-- begin TASK INPUTS --

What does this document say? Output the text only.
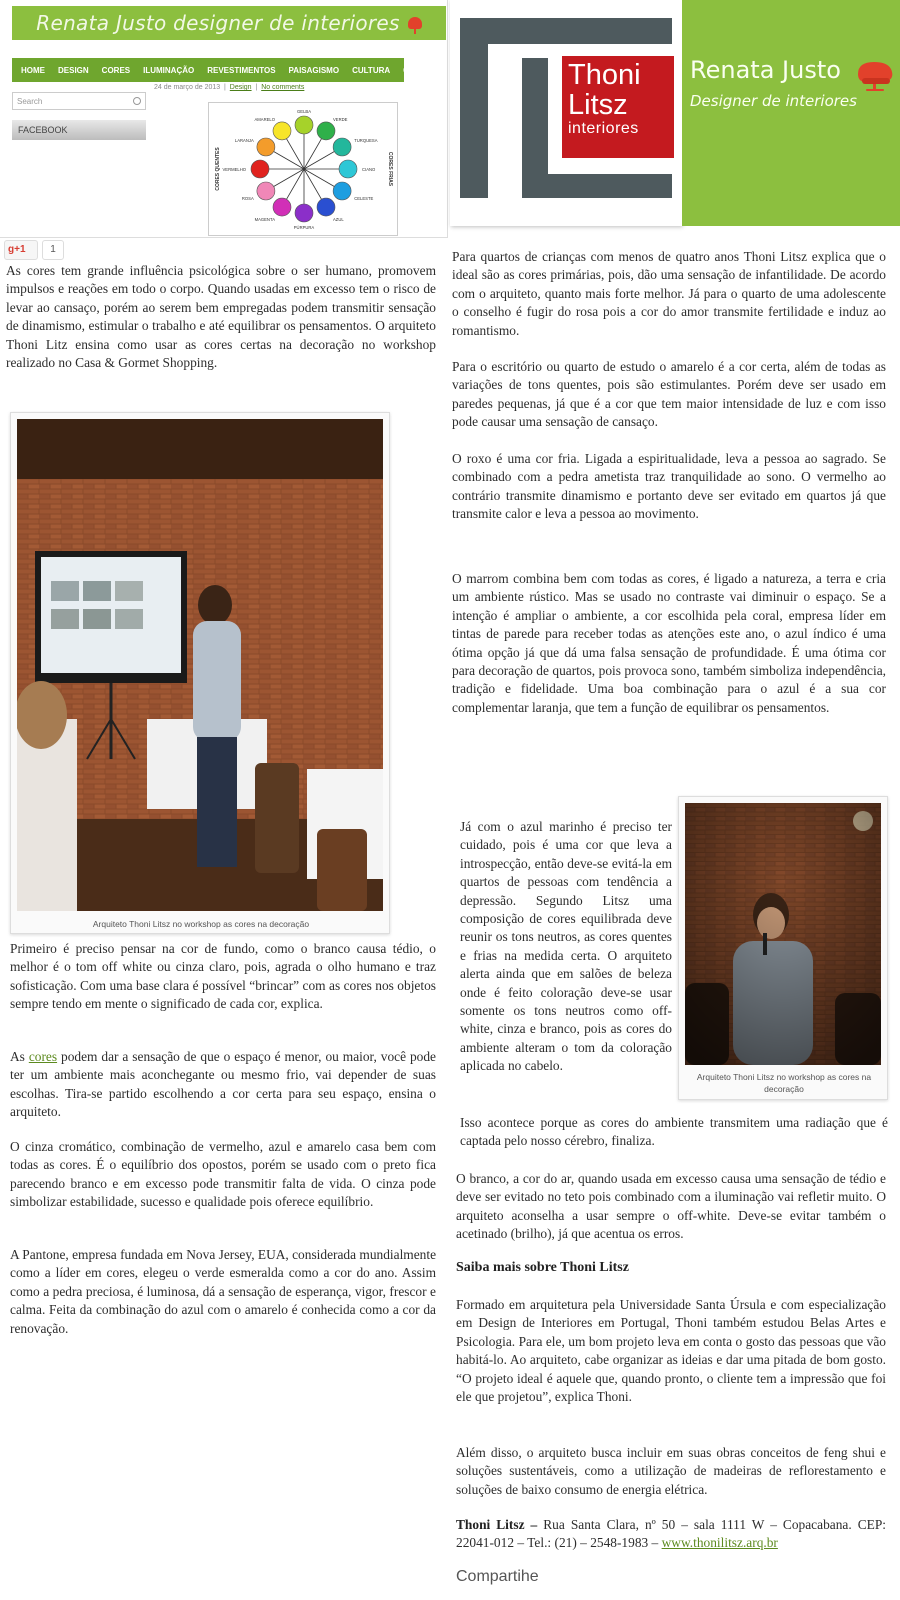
Renata Justo designer de interiores
HOME DESIGN CORES ILUMINAÇÃO REVESTIMENTOS PAISAGISMO CULTURA CONTATO
Search
FACEBOOK
24 de março de 2013  |  Design  |  No comments
VERDE
TURQUESA
CIANO
CELESTE
AZUL
PÚRPURA
MAGENTA
ROSA
VERMELHO
LARANJA
AMARELO
GELBA
CORES QUENTES	CORES FRIAS
Thoni
Litsz
interiores
Renata Justo
Designer de interiores
g+1	1

As cores tem grande influência psicológica sobre o ser humano, promovem impulsos e reações em todo o corpo. Quando usadas em excesso tem o risco de levar ao cansaço, porém ao serem bem empregadas podem transmitir sensação de dinamismo, estimular o trabalho e até equilibrar os pensamentos. O arquiteto Thoni Litz ensina como usar as cores certas na decoração no workshop realizado no Casa & Gormet Shopping.

Arquiteto Thoni Litsz no workshop as cores na decoração

Primeiro é preciso pensar na cor de fundo, como o branco causa tédio, o melhor é o tom off white ou cinza claro, pois, agrada o olho humano e traz sofisticação. Com uma base clara é possível “brincar” com as cores nos objetos sempre tendo em mente o significado de cada cor, explica.

As cores podem dar a sensação de que o espaço é menor, ou maior, você pode ter um ambiente mais aconchegante ou mesmo frio, vai depender de suas escolhas. Tira-se partido escolhendo a cor certa para seu espaço, ensina o arquiteto.

O cinza cromático, combinação de vermelho, azul e amarelo casa bem com todas as cores. É o equilíbrio dos opostos, porém se usado com o preto fica parecendo branco e em excesso pode transmitir falta de vida. O cinza pode simbolizar estabilidade, sucesso e qualidade pois oferece equilíbrio.

A Pantone, empresa fundada em Nova Jersey, EUA, considerada mundialmente como a líder em cores, elegeu o verde esmeralda como a cor do ano. Assim como a pedra preciosa, é luminosa, dá a sensação de esperança, vigor, frescor e calma. Feita da combinação do azul com o amarelo é conhecida como a cor da renovação.

Para quartos de crianças com menos de quatro anos Thoni Litsz explica que o ideal são as cores primárias, pois, dão uma sensação de infantilidade. De acordo com o arquiteto, quanto mais forte melhor. Já para o quarto de uma adolescente o conselho é fugir do rosa pois a cor do amor transmite fertilidade e induz ao romantismo.

Para o escritório ou quarto de estudo o amarelo é a cor certa, além de todas as variações de tons quentes, pois são estimulantes. Porém deve ser usado em paredes pequenas, já que é a cor que tem maior intensidade de luz e com isso pode causar uma sensação de cansaço.

O roxo é uma cor fria. Ligada a espiritualidade, leva a pessoa ao sagrado. Se combinado com a pedra ametista traz tranquilidade ao sono. O vermelho ao contrário transmite dinamismo e portanto deve ser evitado em quartos já que transmite calor e leva a pessoa ao movimento.

O marrom combina bem com todas as cores, é ligado a natureza, a terra e cria um ambiente rústico. Mas se usado no contraste vai diminuir o espaço. Se a intenção é ampliar o ambiente, a cor escolhida pela coral, empresa líder em tintas de parede para receber todas as atenções este ano, o azul índico é uma ótima opção já que dá uma falsa sensação de profundidade. É uma ótima cor para decoração de quartos, pois provoca sono, também simboliza independência, tradição e fidelidade. Uma boa combinação para o azul é a sua cor complementar laranja, que tem a função de equilibrar os pensamentos.

Já com o azul marinho é preciso ter cuidado, pois é uma cor que leva a introspecção, então deve-se evitá-la em quartos de pessoas com tendência a depressão. Segundo Litsz uma composição de cores equilibrada deve reunir os tons neutros, as cores quentes e frias na medida certa. O arquiteto alerta ainda que em salões de beleza onde é feito coloração deve-se usar somente os tons neutros como off-white, cinza e branco, pois as cores do ambiente alteram o tom da coloração aplicada no cabelo.

Isso acontece porque as cores do ambiente transmitem uma radiação que é captada pelo nosso cérebro, finaliza.

Arquiteto Thoni Litsz no workshop as cores na decoração

O branco, a cor do ar, quando usada em excesso causa uma sensação de tédio e deve ser evitado no teto pois combinado com a iluminação vai refletir muito. O arquiteto aconselha a usar sempre o off-white. Deve-se evitar também o acetinado (brilho), já que acentua os erros.

Saiba mais sobre Thoni Litsz

Formado em arquitetura pela Universidade Santa Úrsula e com especialização em Design de Interiores em Portugal, Thoni também estudou Belas Artes e Psicologia. Para ele, um bom projeto leva em conta o gosto das pessoas que vão habitá-lo. Ao arquiteto, cabe organizar as ideias e dar uma pitada de bom gosto. “O projeto ideal é aquele que, quando pronto, o cliente tem a impressão que foi ele que projetou”, explica Thoni.

Além disso, o arquiteto busca incluir em suas obras conceitos de feng shui e soluções sustentáveis, como a utilização de madeiras de reflorestamento e soluções de baixo consumo de energia elétrica.

Thoni Litsz – Rua Santa Clara, nº 50 – sala 1111 W – Copacabana. CEP: 22041-012 – Tel.: (21) – 2548-1983 – www.thonilitsz.arq.br

Compartihe
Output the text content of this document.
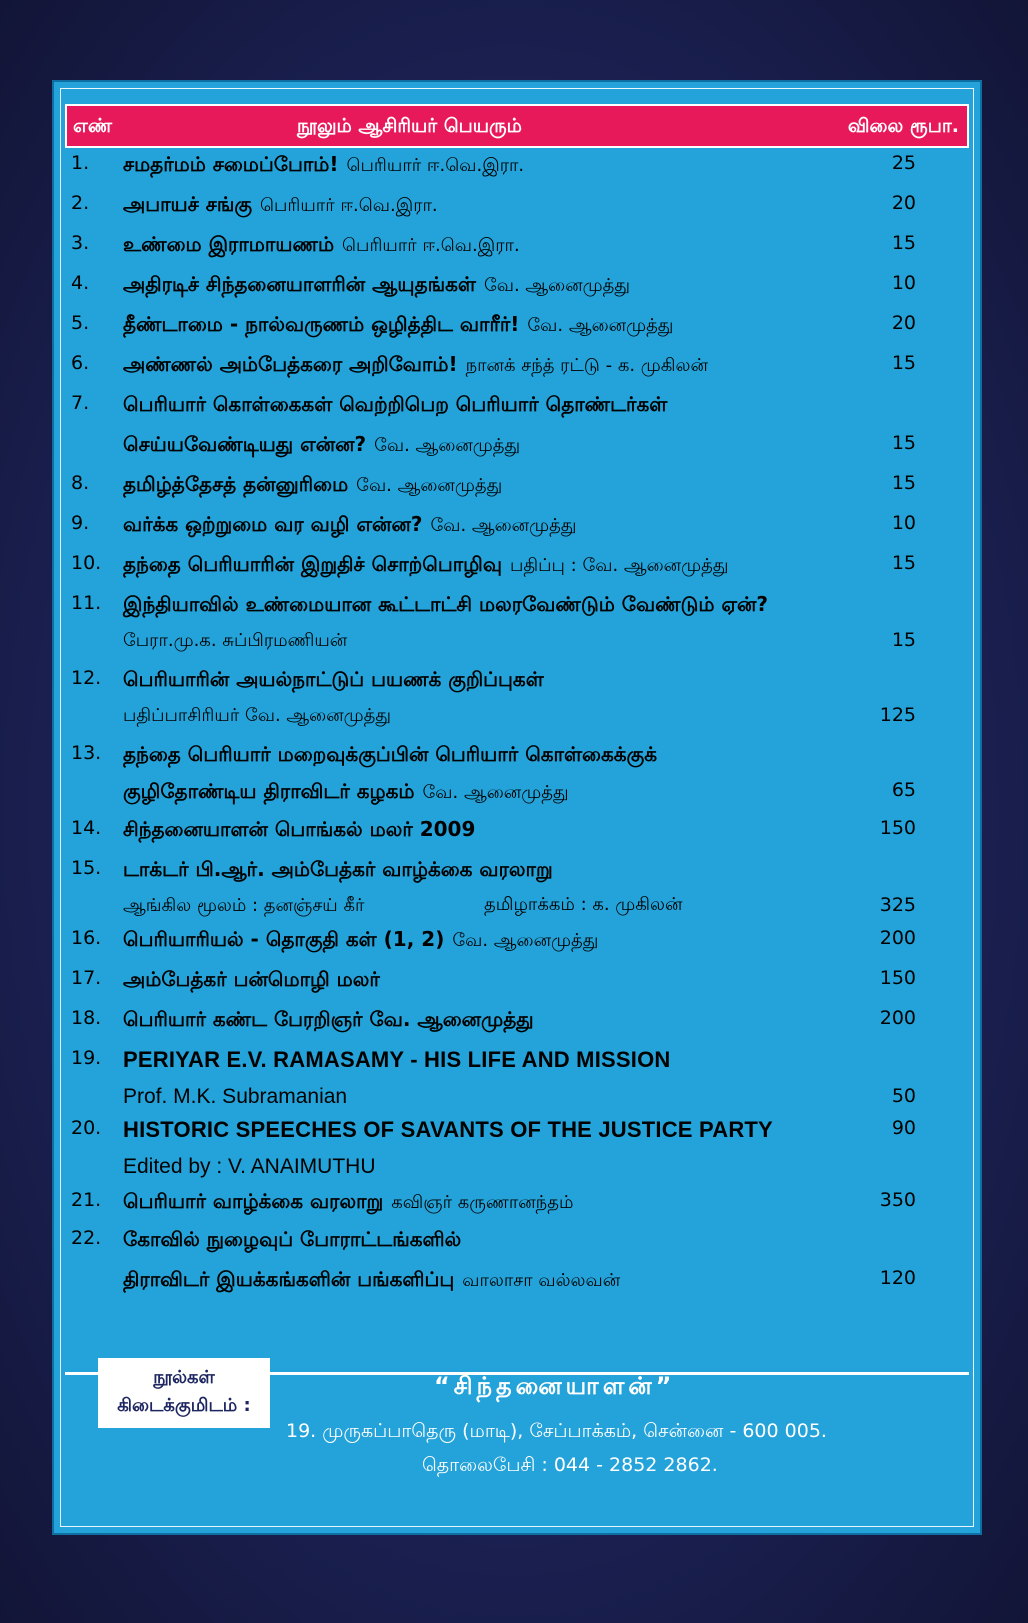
எண்	நூலும் ஆசிரியர் பெயரும்	விலை ரூபா.
1. சமதர்மம் சமைப்போம்! பெரியார் ஈ.வெ.இரா.	25
2. அபாயச் சங்கு பெரியார் ஈ.வெ.இரா.	20
3. உண்மை இராமாயணம் பெரியார் ஈ.வெ.இரா.	15
4. அதிரடிச் சிந்தனையாளரின் ஆயுதங்கள் வே. ஆனைமுத்து	10
5. தீண்டாமை - நால்வருணம் ஒழித்திட வாரீர்! வே. ஆனைமுத்து	20
6. அண்ணல் அம்பேத்கரை அறிவோம்! நானக் சந்த் ரட்டு - க. முகிலன்	15
7. பெரியார் கொள்கைகள் வெற்றிபெற பெரியார் தொண்டர்கள்
செய்யவேண்டியது என்ன? வே. ஆனைமுத்து	15
8. தமிழ்த்தேசத் தன்னுரிமை வே. ஆனைமுத்து	15
9. வர்க்க ஒற்றுமை வர வழி என்ன? வே. ஆனைமுத்து	10
10. தந்தை பெரியாரின் இறுதிச் சொற்பொழிவு பதிப்பு : வே. ஆனைமுத்து	15
11. இந்தியாவில் உண்மையான கூட்டாட்சி மலரவேண்டும் வேண்டும் ஏன்?
பேரா.மு.க. சுப்பிரமணியன்	15
12. பெரியாரின் அயல்நாட்டுப் பயணக் குறிப்புகள்
பதிப்பாசிரியர் வே. ஆனைமுத்து	125
13. தந்தை பெரியார் மறைவுக்குப்பின் பெரியார் கொள்கைக்குக்
குழிதோண்டிய திராவிடர் கழகம் வே. ஆனைமுத்து	65
14. சிந்தனையாளன் பொங்கல் மலர் 2009	150
15. டாக்டர் பி.ஆர். அம்பேத்கர் வாழ்க்கை வரலாறு
ஆங்கில மூலம் : தனஞ்சய் கீர்	தமிழாக்கம் : க. முகிலன்	325
16. பெரியாரியல் - தொகுதி கள் (1, 2) வே. ஆனைமுத்து	200
17. அம்பேத்கர் பன்மொழி மலர்	150
18. பெரியார் கண்ட பேரறிஞர் வே. ஆனைமுத்து	200
19. PERIYAR E.V. RAMASAMY - HIS LIFE AND MISSION
Prof. M.K. Subramanian	50
20. HISTORIC SPEECHES OF SAVANTS OF THE JUSTICE PARTY	90
Edited by : V. ANAIMUTHU
21. பெரியார் வாழ்க்கை வரலாறு கவிஞர் கருணானந்தம்	350
22. கோவில் நுழைவுப் போராட்டங்களில்
திராவிடர் இயக்கங்களின் பங்களிப்பு வாலாசா வல்லவன்	120
நூல்கள்
கிடைக்குமிடம் :
“சிந்தனையாளன்”
19. முருகப்பாதெரு (மாடி), சேப்பாக்கம், சென்னை - 600 005.
தொலைபேசி : 044 - 2852 2862.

-- end TASK INPUTS --

* WHAT YOU ARE ASKED TO DO *
Working from the listing above, pick out every line that has "text" and copy it.

* CORRECT OUTPUT *
What does this document say? Output the text only.
Output the text content of this document.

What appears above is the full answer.